**DIRECTIONS**: Write the records out again, keeping each line exactly as it is.
════
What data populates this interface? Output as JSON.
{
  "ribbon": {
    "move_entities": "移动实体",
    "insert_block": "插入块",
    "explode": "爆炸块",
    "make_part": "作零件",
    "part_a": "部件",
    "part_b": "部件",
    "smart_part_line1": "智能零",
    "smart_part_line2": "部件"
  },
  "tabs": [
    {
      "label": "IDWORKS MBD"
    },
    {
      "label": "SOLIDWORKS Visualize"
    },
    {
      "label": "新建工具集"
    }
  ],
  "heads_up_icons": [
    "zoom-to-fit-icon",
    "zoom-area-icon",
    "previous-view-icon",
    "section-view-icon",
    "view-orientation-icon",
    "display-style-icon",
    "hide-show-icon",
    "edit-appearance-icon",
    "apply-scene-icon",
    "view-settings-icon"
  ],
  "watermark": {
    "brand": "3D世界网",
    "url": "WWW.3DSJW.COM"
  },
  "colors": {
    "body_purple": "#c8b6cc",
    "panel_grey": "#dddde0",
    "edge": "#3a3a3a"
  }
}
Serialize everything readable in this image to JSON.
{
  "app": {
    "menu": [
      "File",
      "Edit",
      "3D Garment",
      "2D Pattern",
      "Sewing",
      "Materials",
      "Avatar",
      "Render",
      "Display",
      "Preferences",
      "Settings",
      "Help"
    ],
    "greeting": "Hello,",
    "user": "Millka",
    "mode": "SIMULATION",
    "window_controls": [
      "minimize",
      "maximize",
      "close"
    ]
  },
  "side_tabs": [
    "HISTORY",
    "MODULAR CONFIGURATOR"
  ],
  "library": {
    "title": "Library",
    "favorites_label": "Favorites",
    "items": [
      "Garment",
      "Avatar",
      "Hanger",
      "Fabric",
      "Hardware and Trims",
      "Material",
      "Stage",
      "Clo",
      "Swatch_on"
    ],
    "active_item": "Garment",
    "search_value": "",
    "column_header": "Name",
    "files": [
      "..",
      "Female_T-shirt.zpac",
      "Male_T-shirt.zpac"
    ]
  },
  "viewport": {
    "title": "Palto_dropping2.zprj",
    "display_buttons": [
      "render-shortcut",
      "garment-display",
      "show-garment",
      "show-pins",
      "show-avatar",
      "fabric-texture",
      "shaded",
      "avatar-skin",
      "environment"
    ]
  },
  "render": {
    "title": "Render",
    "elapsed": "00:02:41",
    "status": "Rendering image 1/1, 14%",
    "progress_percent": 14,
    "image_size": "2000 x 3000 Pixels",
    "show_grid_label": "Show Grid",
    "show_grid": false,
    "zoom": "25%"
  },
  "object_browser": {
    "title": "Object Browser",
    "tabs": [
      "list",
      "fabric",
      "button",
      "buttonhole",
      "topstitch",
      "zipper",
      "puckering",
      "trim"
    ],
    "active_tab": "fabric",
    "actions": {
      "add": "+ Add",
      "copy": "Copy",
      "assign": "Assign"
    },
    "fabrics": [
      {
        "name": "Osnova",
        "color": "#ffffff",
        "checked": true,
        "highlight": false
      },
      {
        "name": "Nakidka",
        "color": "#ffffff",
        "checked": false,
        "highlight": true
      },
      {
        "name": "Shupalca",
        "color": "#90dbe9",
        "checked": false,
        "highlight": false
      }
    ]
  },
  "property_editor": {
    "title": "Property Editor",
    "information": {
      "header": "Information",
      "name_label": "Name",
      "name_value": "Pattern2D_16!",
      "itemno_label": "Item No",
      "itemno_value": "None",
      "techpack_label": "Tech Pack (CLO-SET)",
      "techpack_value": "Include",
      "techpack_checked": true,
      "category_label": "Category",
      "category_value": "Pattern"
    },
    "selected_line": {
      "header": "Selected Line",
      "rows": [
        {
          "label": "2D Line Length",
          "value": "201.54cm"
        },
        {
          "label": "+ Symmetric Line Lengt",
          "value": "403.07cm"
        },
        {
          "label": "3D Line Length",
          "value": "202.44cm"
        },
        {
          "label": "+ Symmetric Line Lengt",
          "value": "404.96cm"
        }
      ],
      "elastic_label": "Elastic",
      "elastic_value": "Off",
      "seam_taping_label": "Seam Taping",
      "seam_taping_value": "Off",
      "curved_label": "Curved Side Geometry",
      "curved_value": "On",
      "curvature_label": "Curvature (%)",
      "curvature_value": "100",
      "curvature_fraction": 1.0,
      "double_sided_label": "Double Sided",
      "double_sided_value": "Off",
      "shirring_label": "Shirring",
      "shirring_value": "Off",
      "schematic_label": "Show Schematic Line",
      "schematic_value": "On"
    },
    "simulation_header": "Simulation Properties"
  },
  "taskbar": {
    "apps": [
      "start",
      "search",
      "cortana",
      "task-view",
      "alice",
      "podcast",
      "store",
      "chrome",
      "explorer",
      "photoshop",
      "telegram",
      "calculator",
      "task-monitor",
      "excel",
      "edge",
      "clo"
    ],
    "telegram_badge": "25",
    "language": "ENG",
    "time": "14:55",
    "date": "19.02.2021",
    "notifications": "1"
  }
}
════
**WORKED SOLUTION**:
What data populates this interface? Output as JSON.
{
  "ribbon": {
    "move_entities": "移动实体",
    "insert_block": "插入块",
    "explode": "爆炸块",
    "make_part": "作零件",
    "part_a": "部件",
    "part_b": "部件",
    "smart_part_line1": "智能零",
    "smart_part_line2": "部件"
  },
  "tabs": [
    {
      "label": "IDWORKS MBD"
    },
    {
      "label": "SOLIDWORKS Visualize"
    },
    {
      "label": "新建工具集"
    }
  ],
  "heads_up_icons": [
    "zoom-to-fit-icon",
    "zoom-area-icon",
    "previous-view-icon",
    "section-view-icon",
    "view-orientation-icon",
    "display-style-icon",
    "hide-show-icon",
    "edit-appearance-icon",
    "apply-scene-icon",
    "view-settings-icon"
  ],
  "watermark": {
    "brand": "3D世界网",
    "url": "WWW.3DSJW.COM"
  },
  "colors": {
    "body_purple": "#c8b6cc",
    "panel_grey": "#dddde0",
    "edge": "#3a3a3a"
  }
}
Serialize everything readable in this image to JSON.
{
  "app": {
    "menu": [
      "File",
      "Edit",
      "3D Garment",
      "2D Pattern",
      "Sewing",
      "Materials",
      "Avatar",
      "Render",
      "Display",
      "Preferences",
      "Settings",
      "Help"
    ],
    "greeting": "Hello,",
    "user": "Millka",
    "mode": "SIMULATION",
    "window_controls": [
      "minimize",
      "maximize",
      "close"
    ]
  },
  "side_tabs": [
    "HISTORY",
    "MODULAR CONFIGURATOR"
  ],
  "library": {
    "title": "Library",
    "favorites_label": "Favorites",
    "items": [
      "Garment",
      "Avatar",
      "Hanger",
      "Fabric",
      "Hardware and Trims",
      "Material",
      "Stage",
      "Clo",
      "Swatch_on"
    ],
    "active_item": "Garment",
    "search_value": "",
    "column_header": "Name",
    "files": [
      "..",
      "Female_T-shirt.zpac",
      "Male_T-shirt.zpac"
    ]
  },
  "viewport": {
    "title": "Palto_dropping2.zprj",
    "display_buttons": [
      "render-shortcut",
      "garment-display",
      "show-garment",
      "show-pins",
      "show-avatar",
      "fabric-texture",
      "shaded",
      "avatar-skin",
      "environment"
    ]
  },
  "render": {
    "title": "Render",
    "elapsed": "00:02:41",
    "status": "Rendering image 1/1, 14%",
    "progress_percent": 14,
    "image_size": "2000 x 3000 Pixels",
    "show_grid_label": "Show Grid",
    "show_grid": false,
    "zoom": "25%"
  },
  "object_browser": {
    "title": "Object Browser",
    "tabs": [
      "list",
      "fabric",
      "button",
      "buttonhole",
      "topstitch",
      "zipper",
      "puckering",
      "trim"
    ],
    "active_tab": "fabric",
    "actions": {
      "add": "+ Add",
      "copy": "Copy",
      "assign": "Assign"
    },
    "fabrics": [
      {
        "name": "Osnova",
        "color": "#ffffff",
        "checked": true,
        "highlight": false
      },
      {
        "name": "Nakidka",
        "color": "#ffffff",
        "checked": false,
        "highlight": true
      },
      {
        "name": "Shupalca",
        "color": "#90dbe9",
        "checked": false,
        "highlight": false
      }
    ]
  },
  "property_editor": {
    "title": "Property Editor",
    "information": {
      "header": "Information",
      "name_label": "Name",
      "name_value": "Pattern2D_16!",
      "itemno_label": "Item No",
      "itemno_value": "None",
      "techpack_label": "Tech Pack (CLO-SET)",
      "techpack_value": "Include",
      "techpack_checked": true,
      "category_label": "Category",
      "category_value": "Pattern"
    },
    "selected_line": {
      "header": "Selected Line",
      "rows": [
        {
          "label": "2D Line Length",
          "value": "201.54cm"
        },
        {
          "label": "+ Symmetric Line Lengt",
          "value": "403.07cm"
        },
        {
          "label": "3D Line Length",
          "value": "202.44cm"
        },
        {
          "label": "+ Symmetric Line Lengt",
          "value": "404.96cm"
        }
      ],
      "elastic_label": "Elastic",
      "elastic_value": "Off",
      "seam_taping_label": "Seam Taping",
      "seam_taping_value": "Off",
      "curved_label": "Curved Side Geometry",
      "curved_value": "On",
      "curvature_label": "Curvature (%)",
      "curvature_value": "100",
      "curvature_fraction": 1.0,
      "double_sided_label": "Double Sided",
      "double_sided_value": "Off",
      "shirring_label": "Shirring",
      "shirring_value": "Off",
      "schematic_label": "Show Schematic Line",
      "schematic_value": "On"
    },
    "simulation_header": "Simulation Properties"
  },
  "taskbar": {
    "apps": [
      "start",
      "search",
      "cortana",
      "task-view",
      "alice",
      "podcast",
      "store",
      "chrome",
      "explorer",
      "photoshop",
      "telegram",
      "calculator",
      "task-monitor",
      "excel",
      "edge",
      "clo"
    ],
    "telegram_badge": "25",
    "language": "ENG",
    "time": "14:55",
    "date": "19.02.2021",
    "notifications": "1"
  }
}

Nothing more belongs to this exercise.